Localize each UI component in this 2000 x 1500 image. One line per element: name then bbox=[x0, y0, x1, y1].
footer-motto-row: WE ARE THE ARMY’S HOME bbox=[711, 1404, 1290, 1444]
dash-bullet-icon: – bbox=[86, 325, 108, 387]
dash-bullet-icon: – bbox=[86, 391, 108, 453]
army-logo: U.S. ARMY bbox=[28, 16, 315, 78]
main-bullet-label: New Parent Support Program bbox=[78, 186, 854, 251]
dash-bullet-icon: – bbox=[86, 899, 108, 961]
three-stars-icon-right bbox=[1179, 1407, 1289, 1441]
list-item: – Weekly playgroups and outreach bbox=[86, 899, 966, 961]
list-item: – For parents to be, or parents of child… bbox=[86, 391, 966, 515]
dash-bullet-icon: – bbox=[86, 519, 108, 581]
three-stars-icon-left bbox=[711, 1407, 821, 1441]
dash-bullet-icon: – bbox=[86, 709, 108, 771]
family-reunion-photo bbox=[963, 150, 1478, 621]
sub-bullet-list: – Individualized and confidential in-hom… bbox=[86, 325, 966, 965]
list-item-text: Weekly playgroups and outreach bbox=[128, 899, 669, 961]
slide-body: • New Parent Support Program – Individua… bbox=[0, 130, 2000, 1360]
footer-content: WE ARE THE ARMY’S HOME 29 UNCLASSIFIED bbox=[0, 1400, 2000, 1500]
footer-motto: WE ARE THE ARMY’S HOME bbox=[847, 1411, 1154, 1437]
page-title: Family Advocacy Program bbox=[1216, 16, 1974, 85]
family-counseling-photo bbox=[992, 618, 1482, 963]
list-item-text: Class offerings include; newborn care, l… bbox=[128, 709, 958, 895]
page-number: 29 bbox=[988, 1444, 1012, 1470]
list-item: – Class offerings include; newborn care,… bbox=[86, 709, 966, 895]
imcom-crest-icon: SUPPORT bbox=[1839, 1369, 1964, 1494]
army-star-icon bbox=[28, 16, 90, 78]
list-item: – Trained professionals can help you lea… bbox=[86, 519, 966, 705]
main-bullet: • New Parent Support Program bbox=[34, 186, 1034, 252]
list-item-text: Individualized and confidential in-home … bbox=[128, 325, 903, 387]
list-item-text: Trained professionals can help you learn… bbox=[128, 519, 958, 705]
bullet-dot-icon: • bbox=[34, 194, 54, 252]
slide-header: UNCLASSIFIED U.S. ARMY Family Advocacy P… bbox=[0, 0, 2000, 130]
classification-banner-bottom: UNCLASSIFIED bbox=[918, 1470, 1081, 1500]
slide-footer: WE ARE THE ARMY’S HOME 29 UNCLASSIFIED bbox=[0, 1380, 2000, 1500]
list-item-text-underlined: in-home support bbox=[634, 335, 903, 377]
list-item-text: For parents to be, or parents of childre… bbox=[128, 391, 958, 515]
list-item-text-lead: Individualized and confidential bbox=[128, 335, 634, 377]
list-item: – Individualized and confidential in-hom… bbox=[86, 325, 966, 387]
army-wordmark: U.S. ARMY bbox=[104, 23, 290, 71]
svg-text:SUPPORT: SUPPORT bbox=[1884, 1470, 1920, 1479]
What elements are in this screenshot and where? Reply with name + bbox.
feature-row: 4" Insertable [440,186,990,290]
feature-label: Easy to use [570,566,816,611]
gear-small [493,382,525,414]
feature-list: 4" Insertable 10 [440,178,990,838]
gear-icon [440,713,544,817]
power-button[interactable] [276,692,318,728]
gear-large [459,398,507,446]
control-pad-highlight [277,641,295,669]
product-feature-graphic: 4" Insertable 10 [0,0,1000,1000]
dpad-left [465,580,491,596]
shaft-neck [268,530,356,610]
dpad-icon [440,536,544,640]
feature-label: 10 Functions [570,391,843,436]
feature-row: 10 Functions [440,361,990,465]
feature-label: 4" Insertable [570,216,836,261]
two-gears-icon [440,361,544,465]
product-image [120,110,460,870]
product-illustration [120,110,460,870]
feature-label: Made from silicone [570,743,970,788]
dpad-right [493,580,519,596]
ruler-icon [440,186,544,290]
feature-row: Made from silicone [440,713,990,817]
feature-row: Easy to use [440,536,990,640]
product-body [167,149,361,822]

### To do
Please revise the entries, starting at the beginning and ending at the line containing "family-reunion-photo bbox=[963, 150, 1478, 621]", replacing "Localize" with "Locate" and leaving everything else unchanged. Give only those lines.

### Complete answer
Locate each UI component in this 2000 x 1500 image. One line per element: name then bbox=[x0, y0, x1, y1].
footer-motto-row: WE ARE THE ARMY’S HOME bbox=[711, 1404, 1290, 1444]
dash-bullet-icon: – bbox=[86, 325, 108, 387]
dash-bullet-icon: – bbox=[86, 391, 108, 453]
army-logo: U.S. ARMY bbox=[28, 16, 315, 78]
main-bullet-label: New Parent Support Program bbox=[78, 186, 854, 251]
dash-bullet-icon: – bbox=[86, 899, 108, 961]
three-stars-icon-right bbox=[1179, 1407, 1289, 1441]
list-item: – Weekly playgroups and outreach bbox=[86, 899, 966, 961]
list-item: – For parents to be, or parents of child… bbox=[86, 391, 966, 515]
dash-bullet-icon: – bbox=[86, 519, 108, 581]
three-stars-icon-left bbox=[711, 1407, 821, 1441]
dash-bullet-icon: – bbox=[86, 709, 108, 771]
family-reunion-photo bbox=[963, 150, 1478, 621]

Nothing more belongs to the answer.